** Instructions to follow **
Lines that include the word "JSON" are the ones to copy.

-------- Records supplied

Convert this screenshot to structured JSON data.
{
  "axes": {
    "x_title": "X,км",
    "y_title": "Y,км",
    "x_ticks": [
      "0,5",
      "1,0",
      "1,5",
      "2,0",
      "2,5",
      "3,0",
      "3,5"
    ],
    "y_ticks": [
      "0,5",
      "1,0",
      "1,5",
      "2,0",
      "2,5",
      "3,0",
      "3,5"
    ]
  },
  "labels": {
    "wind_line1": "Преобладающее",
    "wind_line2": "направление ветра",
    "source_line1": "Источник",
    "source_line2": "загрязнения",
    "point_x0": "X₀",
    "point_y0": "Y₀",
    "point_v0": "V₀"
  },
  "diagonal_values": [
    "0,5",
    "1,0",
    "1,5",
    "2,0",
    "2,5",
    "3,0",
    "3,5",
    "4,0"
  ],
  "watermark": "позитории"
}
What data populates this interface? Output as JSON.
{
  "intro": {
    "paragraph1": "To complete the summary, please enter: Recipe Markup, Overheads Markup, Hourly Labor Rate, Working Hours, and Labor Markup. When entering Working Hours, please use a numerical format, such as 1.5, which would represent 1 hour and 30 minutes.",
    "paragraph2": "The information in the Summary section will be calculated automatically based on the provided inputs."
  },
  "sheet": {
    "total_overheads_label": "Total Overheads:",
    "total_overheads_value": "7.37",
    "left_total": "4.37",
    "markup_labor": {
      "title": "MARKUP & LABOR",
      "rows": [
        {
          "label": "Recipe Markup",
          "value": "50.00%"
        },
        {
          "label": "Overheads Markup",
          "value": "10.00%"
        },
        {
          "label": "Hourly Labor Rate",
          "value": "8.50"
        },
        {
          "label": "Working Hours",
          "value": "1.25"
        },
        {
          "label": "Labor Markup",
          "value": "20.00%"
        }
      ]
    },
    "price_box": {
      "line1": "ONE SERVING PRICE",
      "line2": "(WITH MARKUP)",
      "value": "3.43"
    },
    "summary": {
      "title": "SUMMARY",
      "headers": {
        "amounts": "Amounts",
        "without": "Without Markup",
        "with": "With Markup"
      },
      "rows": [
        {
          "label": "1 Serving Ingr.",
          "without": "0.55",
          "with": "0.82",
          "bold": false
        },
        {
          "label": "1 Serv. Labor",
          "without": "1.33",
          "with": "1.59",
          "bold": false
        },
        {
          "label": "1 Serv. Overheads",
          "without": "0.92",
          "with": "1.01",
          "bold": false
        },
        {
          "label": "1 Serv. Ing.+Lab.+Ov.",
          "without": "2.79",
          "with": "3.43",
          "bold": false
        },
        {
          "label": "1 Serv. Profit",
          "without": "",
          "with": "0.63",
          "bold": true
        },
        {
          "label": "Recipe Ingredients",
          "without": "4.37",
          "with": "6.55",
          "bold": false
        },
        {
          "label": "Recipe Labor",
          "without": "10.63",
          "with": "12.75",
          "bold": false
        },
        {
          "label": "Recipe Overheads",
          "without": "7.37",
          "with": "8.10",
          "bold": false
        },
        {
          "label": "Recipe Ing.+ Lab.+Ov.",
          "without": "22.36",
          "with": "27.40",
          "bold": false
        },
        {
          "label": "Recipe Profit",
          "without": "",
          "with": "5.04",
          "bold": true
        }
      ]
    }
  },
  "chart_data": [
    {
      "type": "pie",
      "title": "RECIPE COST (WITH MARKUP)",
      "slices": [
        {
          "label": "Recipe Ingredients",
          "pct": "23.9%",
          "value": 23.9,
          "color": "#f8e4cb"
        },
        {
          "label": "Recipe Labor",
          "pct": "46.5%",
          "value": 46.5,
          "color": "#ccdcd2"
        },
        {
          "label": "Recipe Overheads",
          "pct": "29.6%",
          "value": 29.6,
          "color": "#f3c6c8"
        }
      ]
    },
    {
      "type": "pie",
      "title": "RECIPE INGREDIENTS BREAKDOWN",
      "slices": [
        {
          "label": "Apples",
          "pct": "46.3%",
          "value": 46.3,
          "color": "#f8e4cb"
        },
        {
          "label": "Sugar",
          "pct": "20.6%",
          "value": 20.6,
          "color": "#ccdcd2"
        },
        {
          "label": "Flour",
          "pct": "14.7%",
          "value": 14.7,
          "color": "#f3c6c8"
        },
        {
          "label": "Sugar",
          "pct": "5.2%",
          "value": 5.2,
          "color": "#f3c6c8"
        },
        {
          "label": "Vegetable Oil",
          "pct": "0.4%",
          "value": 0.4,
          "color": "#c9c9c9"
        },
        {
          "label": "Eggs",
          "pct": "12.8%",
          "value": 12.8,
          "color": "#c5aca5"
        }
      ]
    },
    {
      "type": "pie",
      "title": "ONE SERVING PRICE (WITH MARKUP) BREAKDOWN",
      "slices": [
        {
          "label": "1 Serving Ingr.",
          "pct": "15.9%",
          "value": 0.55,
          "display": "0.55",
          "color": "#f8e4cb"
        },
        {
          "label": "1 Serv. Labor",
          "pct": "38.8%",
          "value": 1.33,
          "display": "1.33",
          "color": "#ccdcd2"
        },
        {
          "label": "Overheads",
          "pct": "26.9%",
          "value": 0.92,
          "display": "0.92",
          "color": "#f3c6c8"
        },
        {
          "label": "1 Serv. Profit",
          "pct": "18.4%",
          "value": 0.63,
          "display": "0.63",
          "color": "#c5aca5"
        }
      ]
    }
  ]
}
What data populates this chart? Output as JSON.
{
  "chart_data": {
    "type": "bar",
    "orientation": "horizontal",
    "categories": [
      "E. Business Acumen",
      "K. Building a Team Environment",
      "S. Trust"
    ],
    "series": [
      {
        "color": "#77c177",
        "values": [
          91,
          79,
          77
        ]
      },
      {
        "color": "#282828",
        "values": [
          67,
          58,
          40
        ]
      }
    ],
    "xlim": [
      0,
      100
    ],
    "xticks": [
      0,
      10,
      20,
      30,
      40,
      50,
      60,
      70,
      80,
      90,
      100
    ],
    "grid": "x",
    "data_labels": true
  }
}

----------------

** Solution **
Convert this screenshot to structured JSON data.
What data populates this interface? Output as JSON.
What data populates this chart? Output as JSON.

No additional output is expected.